# [STATED PROBLEM]
Write the records below out again exactly as given, with no images.

--- BEGIN PROVIDED DATA ---

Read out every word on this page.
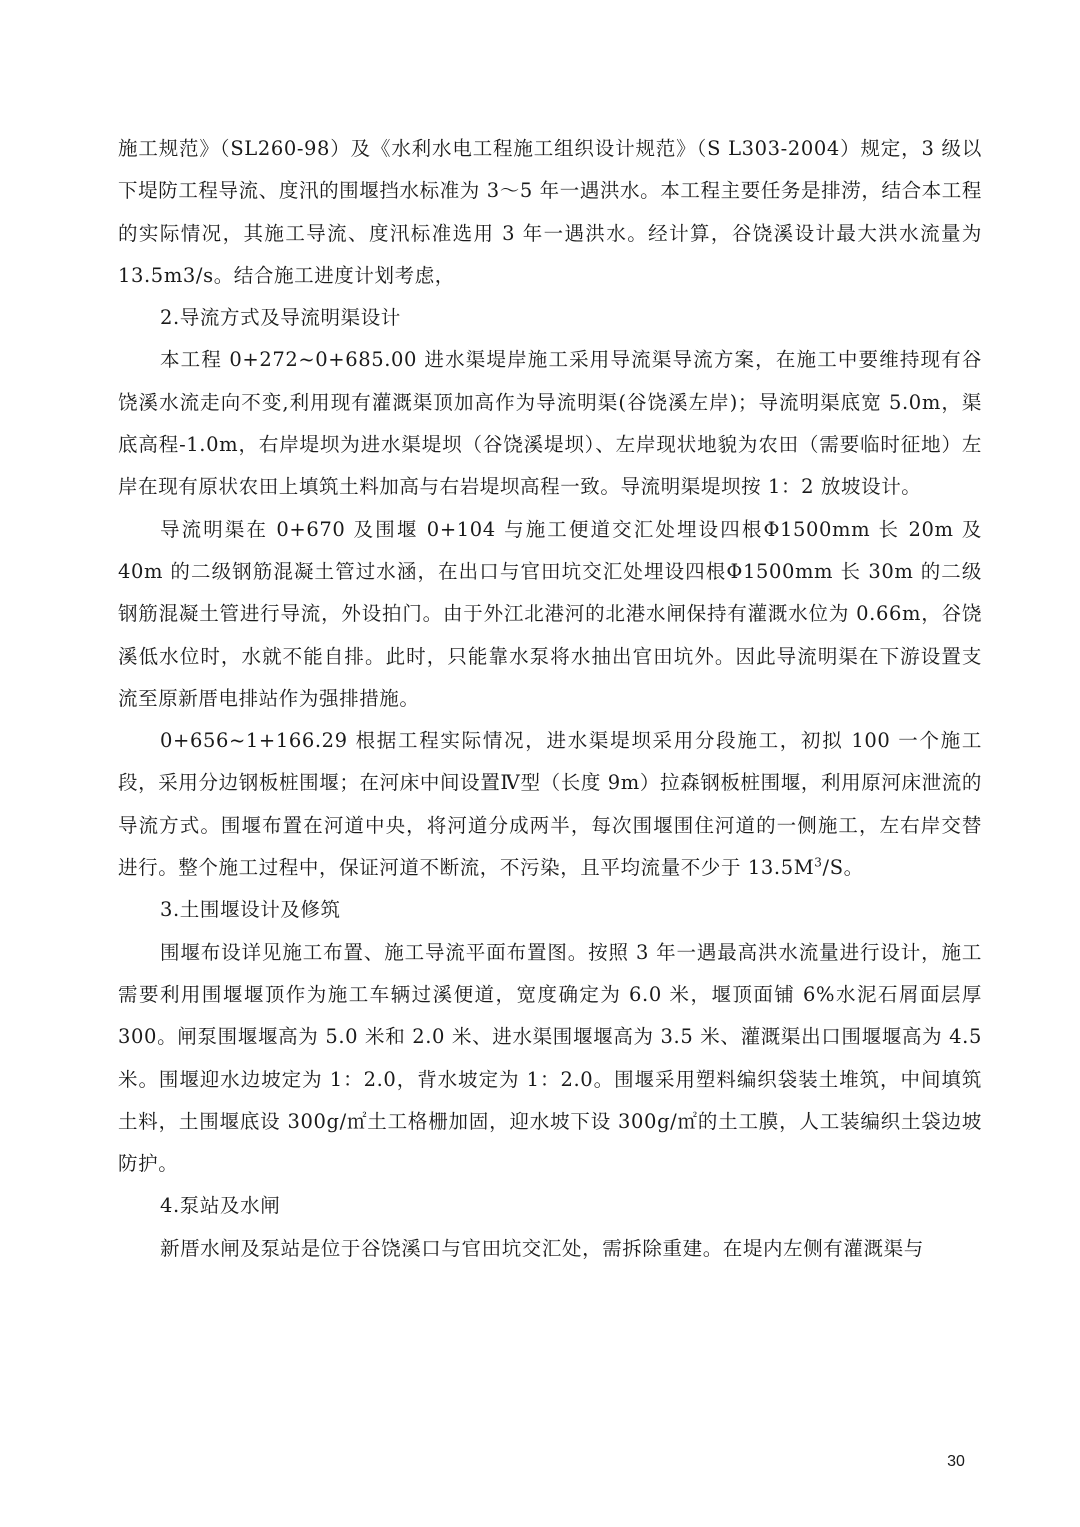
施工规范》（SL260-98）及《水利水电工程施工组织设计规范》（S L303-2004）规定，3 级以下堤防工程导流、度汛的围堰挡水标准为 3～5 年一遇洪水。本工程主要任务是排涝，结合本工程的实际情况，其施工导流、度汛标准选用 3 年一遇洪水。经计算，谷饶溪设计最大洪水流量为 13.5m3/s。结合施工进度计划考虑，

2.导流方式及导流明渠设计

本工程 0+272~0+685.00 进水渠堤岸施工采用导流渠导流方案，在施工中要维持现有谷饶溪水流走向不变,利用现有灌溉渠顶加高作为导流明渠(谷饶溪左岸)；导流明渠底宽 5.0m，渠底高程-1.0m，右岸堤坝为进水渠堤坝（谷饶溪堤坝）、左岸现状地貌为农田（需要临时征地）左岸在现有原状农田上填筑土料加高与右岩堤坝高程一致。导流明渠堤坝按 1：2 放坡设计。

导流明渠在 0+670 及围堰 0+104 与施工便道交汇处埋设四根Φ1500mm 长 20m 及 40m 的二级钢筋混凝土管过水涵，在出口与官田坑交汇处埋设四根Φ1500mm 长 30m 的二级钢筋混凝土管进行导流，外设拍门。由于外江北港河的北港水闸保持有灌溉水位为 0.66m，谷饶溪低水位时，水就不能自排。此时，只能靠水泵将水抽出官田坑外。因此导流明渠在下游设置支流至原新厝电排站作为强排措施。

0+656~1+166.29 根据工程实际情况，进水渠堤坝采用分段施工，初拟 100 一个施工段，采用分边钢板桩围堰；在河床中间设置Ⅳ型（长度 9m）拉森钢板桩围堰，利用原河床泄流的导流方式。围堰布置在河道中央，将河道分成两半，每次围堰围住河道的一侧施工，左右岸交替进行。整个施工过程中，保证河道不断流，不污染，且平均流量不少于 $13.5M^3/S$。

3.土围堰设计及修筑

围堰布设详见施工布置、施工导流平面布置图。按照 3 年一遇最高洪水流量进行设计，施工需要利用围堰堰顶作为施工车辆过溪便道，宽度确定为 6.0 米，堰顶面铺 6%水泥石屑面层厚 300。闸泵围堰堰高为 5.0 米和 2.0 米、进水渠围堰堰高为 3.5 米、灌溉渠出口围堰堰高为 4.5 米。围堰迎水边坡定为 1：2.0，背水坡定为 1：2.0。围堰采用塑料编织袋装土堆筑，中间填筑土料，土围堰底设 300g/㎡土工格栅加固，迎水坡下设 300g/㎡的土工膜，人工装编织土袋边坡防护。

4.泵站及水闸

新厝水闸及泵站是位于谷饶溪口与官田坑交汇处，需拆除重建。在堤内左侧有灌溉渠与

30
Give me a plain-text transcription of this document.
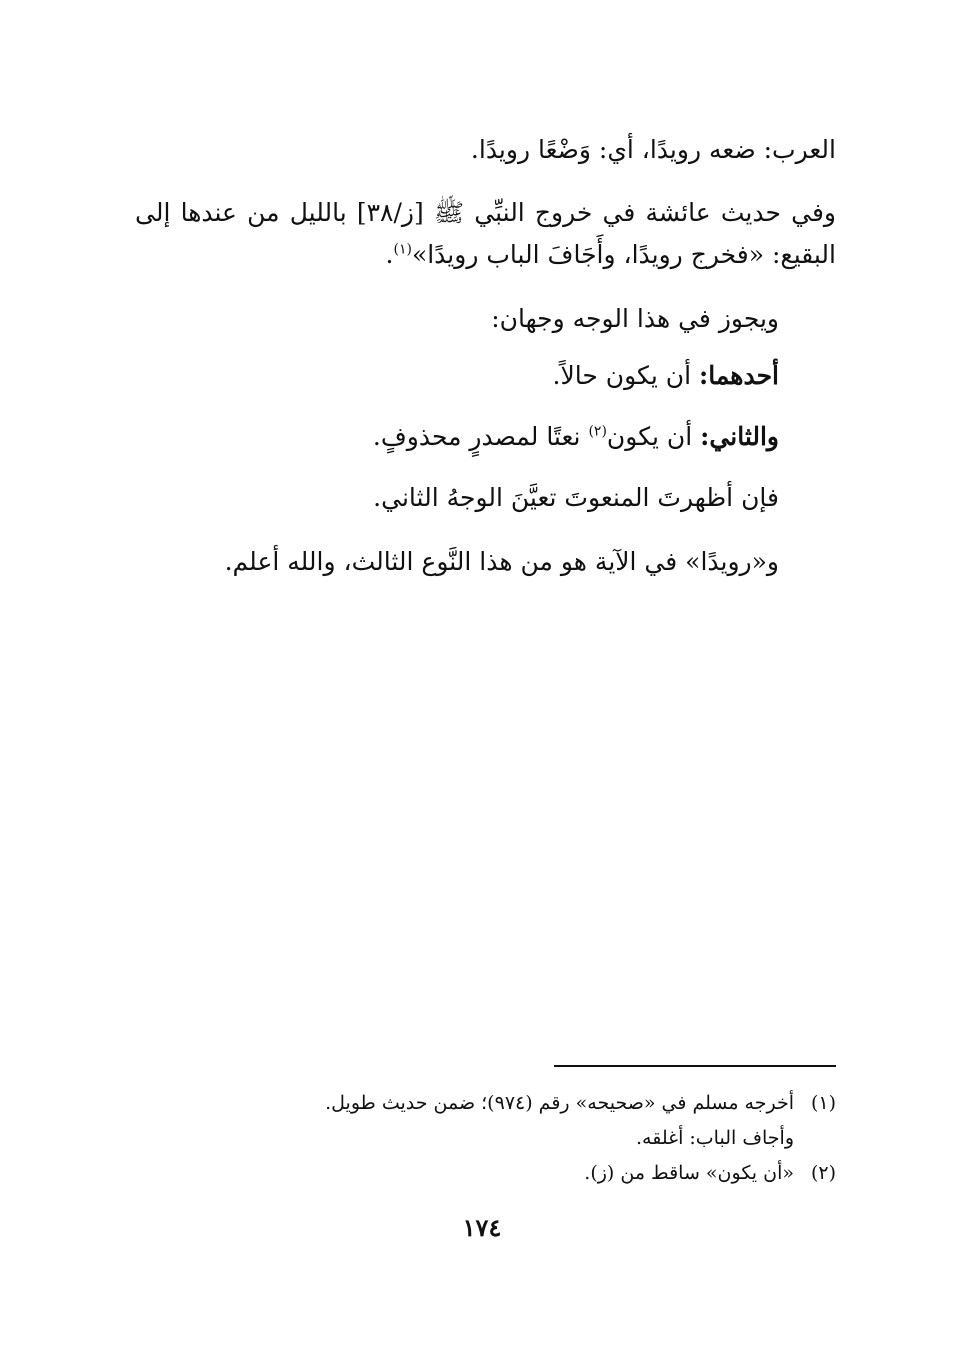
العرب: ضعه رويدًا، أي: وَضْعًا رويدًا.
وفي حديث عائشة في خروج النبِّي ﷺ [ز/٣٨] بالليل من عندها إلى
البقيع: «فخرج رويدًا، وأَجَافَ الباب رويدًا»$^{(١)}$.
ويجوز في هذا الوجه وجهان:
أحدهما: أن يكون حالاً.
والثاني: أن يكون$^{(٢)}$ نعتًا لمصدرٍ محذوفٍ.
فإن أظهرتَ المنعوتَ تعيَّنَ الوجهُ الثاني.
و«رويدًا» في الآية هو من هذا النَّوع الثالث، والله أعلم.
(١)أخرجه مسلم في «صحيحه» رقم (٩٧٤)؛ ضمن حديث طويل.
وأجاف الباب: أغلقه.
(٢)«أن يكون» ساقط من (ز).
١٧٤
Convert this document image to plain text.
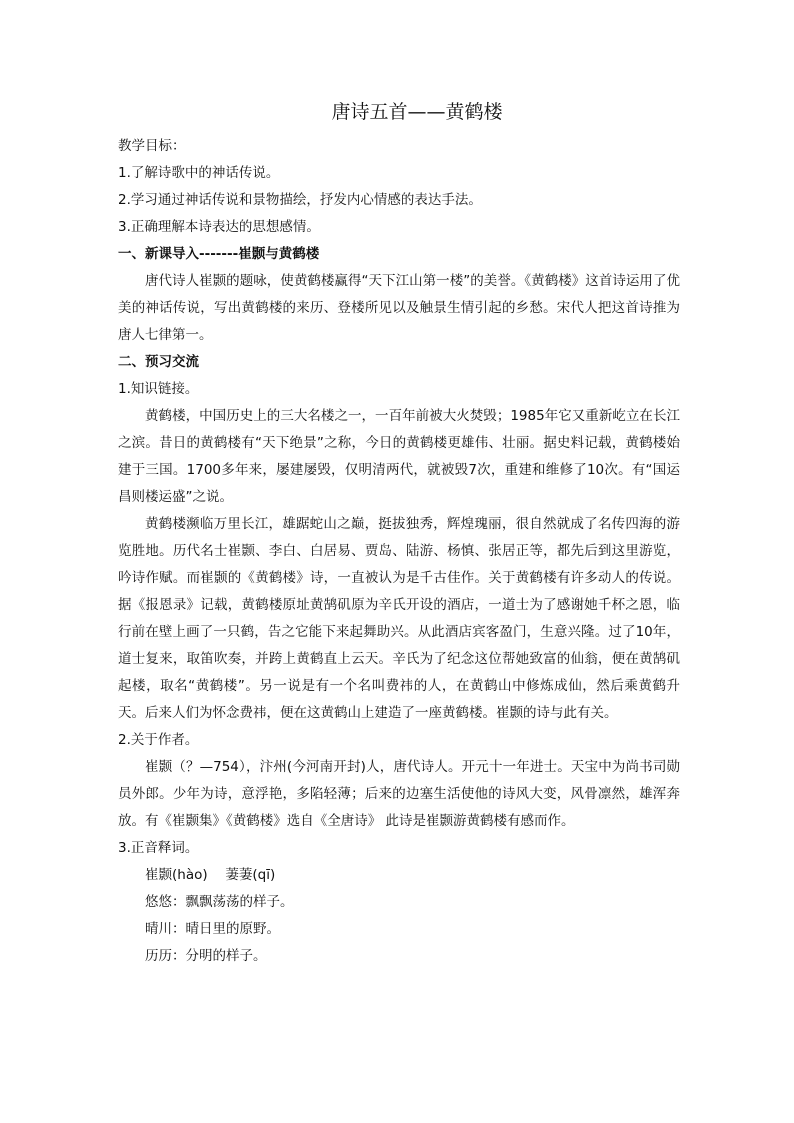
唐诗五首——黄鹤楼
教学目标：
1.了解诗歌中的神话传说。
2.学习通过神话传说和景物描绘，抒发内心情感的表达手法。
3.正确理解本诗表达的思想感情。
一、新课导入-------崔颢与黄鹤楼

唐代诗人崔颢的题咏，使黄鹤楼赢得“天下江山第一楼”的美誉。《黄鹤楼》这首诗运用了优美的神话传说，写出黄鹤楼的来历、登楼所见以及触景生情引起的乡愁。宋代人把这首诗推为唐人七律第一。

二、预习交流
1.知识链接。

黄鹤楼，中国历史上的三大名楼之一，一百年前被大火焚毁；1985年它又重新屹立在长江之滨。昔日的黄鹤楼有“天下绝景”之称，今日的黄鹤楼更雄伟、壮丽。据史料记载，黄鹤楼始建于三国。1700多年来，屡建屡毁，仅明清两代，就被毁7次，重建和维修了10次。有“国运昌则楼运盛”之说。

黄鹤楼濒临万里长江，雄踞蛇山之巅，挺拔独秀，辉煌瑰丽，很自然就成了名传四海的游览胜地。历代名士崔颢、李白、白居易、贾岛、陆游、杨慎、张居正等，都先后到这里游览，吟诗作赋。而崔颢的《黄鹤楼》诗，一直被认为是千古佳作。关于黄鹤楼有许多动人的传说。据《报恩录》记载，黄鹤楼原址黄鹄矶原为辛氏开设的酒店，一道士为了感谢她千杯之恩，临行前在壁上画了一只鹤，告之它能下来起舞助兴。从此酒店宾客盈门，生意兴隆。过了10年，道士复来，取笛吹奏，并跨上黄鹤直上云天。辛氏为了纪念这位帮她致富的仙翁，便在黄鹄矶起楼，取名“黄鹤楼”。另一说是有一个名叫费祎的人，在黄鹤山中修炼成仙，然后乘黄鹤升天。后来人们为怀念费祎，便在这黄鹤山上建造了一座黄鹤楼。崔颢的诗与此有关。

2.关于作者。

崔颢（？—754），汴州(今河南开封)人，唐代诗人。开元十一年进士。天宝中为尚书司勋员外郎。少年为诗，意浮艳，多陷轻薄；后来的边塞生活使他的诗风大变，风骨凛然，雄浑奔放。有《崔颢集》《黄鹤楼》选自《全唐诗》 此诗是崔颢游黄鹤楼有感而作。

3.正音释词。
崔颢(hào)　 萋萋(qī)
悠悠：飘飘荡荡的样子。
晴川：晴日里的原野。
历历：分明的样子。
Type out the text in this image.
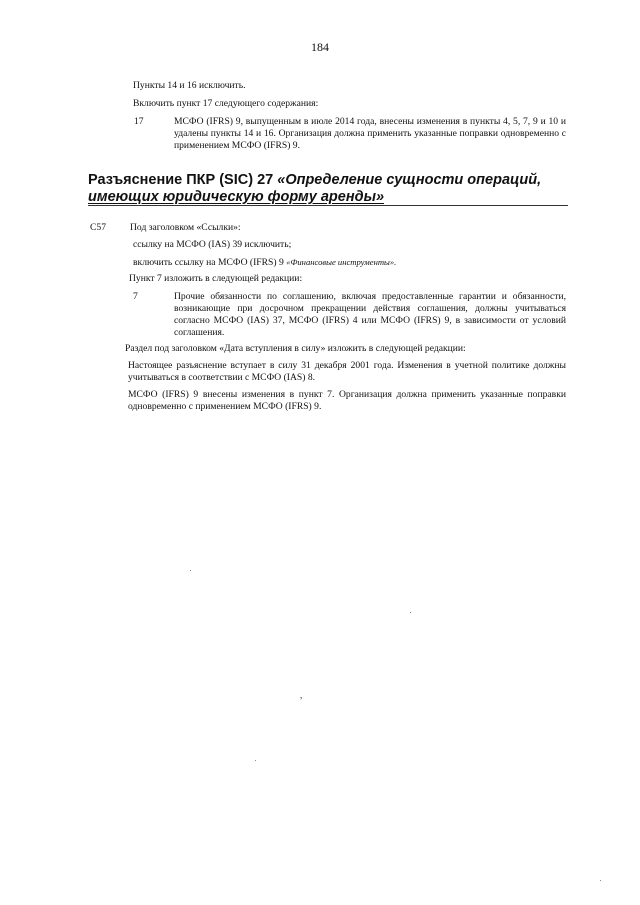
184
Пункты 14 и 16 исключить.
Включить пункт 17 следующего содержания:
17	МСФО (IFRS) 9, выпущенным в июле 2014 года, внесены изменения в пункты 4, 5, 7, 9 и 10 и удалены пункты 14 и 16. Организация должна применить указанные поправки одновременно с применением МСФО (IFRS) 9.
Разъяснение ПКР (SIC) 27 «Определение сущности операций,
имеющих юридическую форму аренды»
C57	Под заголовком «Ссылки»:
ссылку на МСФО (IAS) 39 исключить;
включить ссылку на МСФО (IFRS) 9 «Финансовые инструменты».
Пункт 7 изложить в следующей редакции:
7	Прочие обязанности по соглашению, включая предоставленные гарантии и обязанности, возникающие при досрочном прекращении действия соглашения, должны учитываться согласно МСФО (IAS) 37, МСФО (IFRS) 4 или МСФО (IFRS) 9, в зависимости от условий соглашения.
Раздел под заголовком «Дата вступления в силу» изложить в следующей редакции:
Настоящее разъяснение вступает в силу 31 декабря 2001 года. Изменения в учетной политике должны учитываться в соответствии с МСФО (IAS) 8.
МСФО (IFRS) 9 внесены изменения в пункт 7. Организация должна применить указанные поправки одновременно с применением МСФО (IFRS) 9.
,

--- END PROVIDED DATA ---

# [TASK RESULT]
Read out every word on this page.
施工规范》（SL260-98）及《水利水电工程施工组织设计规范》（S L303-2004）规定，3 级以下堤防工程导流、度汛的围堰挡水标准为 3～5 年一遇洪水。本工程主要任务是排涝，结合本工程的实际情况，其施工导流、度汛标准选用 3 年一遇洪水。经计算，谷饶溪设计最大洪水流量为 13.5m3/s。结合施工进度计划考虑，

2.导流方式及导流明渠设计

本工程 0+272~0+685.00 进水渠堤岸施工采用导流渠导流方案，在施工中要维持现有谷饶溪水流走向不变,利用现有灌溉渠顶加高作为导流明渠(谷饶溪左岸)；导流明渠底宽 5.0m，渠底高程-1.0m，右岸堤坝为进水渠堤坝（谷饶溪堤坝）、左岸现状地貌为农田（需要临时征地）左岸在现有原状农田上填筑土料加高与右岩堤坝高程一致。导流明渠堤坝按 1：2 放坡设计。

导流明渠在 0+670 及围堰 0+104 与施工便道交汇处埋设四根Φ1500mm 长 20m 及 40m 的二级钢筋混凝土管过水涵，在出口与官田坑交汇处埋设四根Φ1500mm 长 30m 的二级钢筋混凝土管进行导流，外设拍门。由于外江北港河的北港水闸保持有灌溉水位为 0.66m，谷饶溪低水位时，水就不能自排。此时，只能靠水泵将水抽出官田坑外。因此导流明渠在下游设置支流至原新厝电排站作为强排措施。

0+656~1+166.29 根据工程实际情况，进水渠堤坝采用分段施工，初拟 100 一个施工段，采用分边钢板桩围堰；在河床中间设置Ⅳ型（长度 9m）拉森钢板桩围堰，利用原河床泄流的导流方式。围堰布置在河道中央，将河道分成两半，每次围堰围住河道的一侧施工，左右岸交替进行。整个施工过程中，保证河道不断流，不污染，且平均流量不少于 $13.5M^3/S$。

3.土围堰设计及修筑

围堰布设详见施工布置、施工导流平面布置图。按照 3 年一遇最高洪水流量进行设计，施工需要利用围堰堰顶作为施工车辆过溪便道，宽度确定为 6.0 米，堰顶面铺 6%水泥石屑面层厚 300。闸泵围堰堰高为 5.0 米和 2.0 米、进水渠围堰堰高为 3.5 米、灌溉渠出口围堰堰高为 4.5 米。围堰迎水边坡定为 1：2.0，背水坡定为 1：2.0。围堰采用塑料编织袋装土堆筑，中间填筑土料，土围堰底设 300g/㎡土工格栅加固，迎水坡下设 300g/㎡的土工膜，人工装编织土袋边坡防护。

4.泵站及水闸

新厝水闸及泵站是位于谷饶溪口与官田坑交汇处，需拆除重建。在堤内左侧有灌溉渠与

30
Give me a plain-text transcription of this document.
العرب: ضعه رويدًا، أي: وَضْعًا رويدًا.
وفي حديث عائشة في خروج النبِّي ﷺ [ز/٣٨] بالليل من عندها إلى
البقيع: «فخرج رويدًا، وأَجَافَ الباب رويدًا»$^{(١)}$.
ويجوز في هذا الوجه وجهان:
أحدهما: أن يكون حالاً.
والثاني: أن يكون$^{(٢)}$ نعتًا لمصدرٍ محذوفٍ.
فإن أظهرتَ المنعوتَ تعيَّنَ الوجهُ الثاني.
و«رويدًا» في الآية هو من هذا النَّوع الثالث، والله أعلم.
(١)أخرجه مسلم في «صحيحه» رقم (٩٧٤)؛ ضمن حديث طويل.
وأجاف الباب: أغلقه.
(٢)«أن يكون» ساقط من (ز).
١٧٤
Convert this document image to plain text.
唐诗五首——黄鹤楼
教学目标：
1.了解诗歌中的神话传说。
2.学习通过神话传说和景物描绘，抒发内心情感的表达手法。
3.正确理解本诗表达的思想感情。
一、新课导入-------崔颢与黄鹤楼

唐代诗人崔颢的题咏，使黄鹤楼赢得“天下江山第一楼”的美誉。《黄鹤楼》这首诗运用了优美的神话传说，写出黄鹤楼的来历、登楼所见以及触景生情引起的乡愁。宋代人把这首诗推为唐人七律第一。

二、预习交流
1.知识链接。

黄鹤楼，中国历史上的三大名楼之一，一百年前被大火焚毁；1985年它又重新屹立在长江之滨。昔日的黄鹤楼有“天下绝景”之称，今日的黄鹤楼更雄伟、壮丽。据史料记载，黄鹤楼始建于三国。1700多年来，屡建屡毁，仅明清两代，就被毁7次，重建和维修了10次。有“国运昌则楼运盛”之说。

黄鹤楼濒临万里长江，雄踞蛇山之巅，挺拔独秀，辉煌瑰丽，很自然就成了名传四海的游览胜地。历代名士崔颢、李白、白居易、贾岛、陆游、杨慎、张居正等，都先后到这里游览，吟诗作赋。而崔颢的《黄鹤楼》诗，一直被认为是千古佳作。关于黄鹤楼有许多动人的传说。据《报恩录》记载，黄鹤楼原址黄鹄矶原为辛氏开设的酒店，一道士为了感谢她千杯之恩，临行前在壁上画了一只鹤，告之它能下来起舞助兴。从此酒店宾客盈门，生意兴隆。过了10年，道士复来，取笛吹奏，并跨上黄鹤直上云天。辛氏为了纪念这位帮她致富的仙翁，便在黄鹄矶起楼，取名“黄鹤楼”。另一说是有一个名叫费祎的人，在黄鹤山中修炼成仙，然后乘黄鹤升天。后来人们为怀念费祎，便在这黄鹤山上建造了一座黄鹤楼。崔颢的诗与此有关。

2.关于作者。

崔颢（？—754），汴州(今河南开封)人，唐代诗人。开元十一年进士。天宝中为尚书司勋员外郎。少年为诗，意浮艳，多陷轻薄；后来的边塞生活使他的诗风大变，风骨凛然，雄浑奔放。有《崔颢集》《黄鹤楼》选自《全唐诗》 此诗是崔颢游黄鹤楼有感而作。

3.正音释词。
崔颢(hào)　 萋萋(qī)
悠悠：飘飘荡荡的样子。
晴川：晴日里的原野。
历历：分明的样子。
Type out the text in this image.
184
Пункты 14 и 16 исключить.
Включить пункт 17 следующего содержания:
17	МСФО (IFRS) 9, выпущенным в июле 2014 года, внесены изменения в пункты 4, 5, 7, 9 и 10 и удалены пункты 14 и 16. Организация должна применить указанные поправки одновременно с применением МСФО (IFRS) 9.
Разъяснение ПКР (SIC) 27 «Определение сущности операций,
имеющих юридическую форму аренды»
C57	Под заголовком «Ссылки»:
ссылку на МСФО (IAS) 39 исключить;
включить ссылку на МСФО (IFRS) 9 «Финансовые инструменты».
Пункт 7 изложить в следующей редакции:
7	Прочие обязанности по соглашению, включая предоставленные гарантии и обязанности, возникающие при досрочном прекращении действия соглашения, должны учитываться согласно МСФО (IAS) 37, МСФО (IFRS) 4 или МСФО (IFRS) 9, в зависимости от условий соглашения.
Раздел под заголовком «Дата вступления в силу» изложить в следующей редакции:
Настоящее разъяснение вступает в силу 31 декабря 2001 года. Изменения в учетной политике должны учитываться в соответствии с МСФО (IAS) 8.
МСФО (IFRS) 9 внесены изменения в пункт 7. Организация должна применить указанные поправки одновременно с применением МСФО (IFRS) 9.
,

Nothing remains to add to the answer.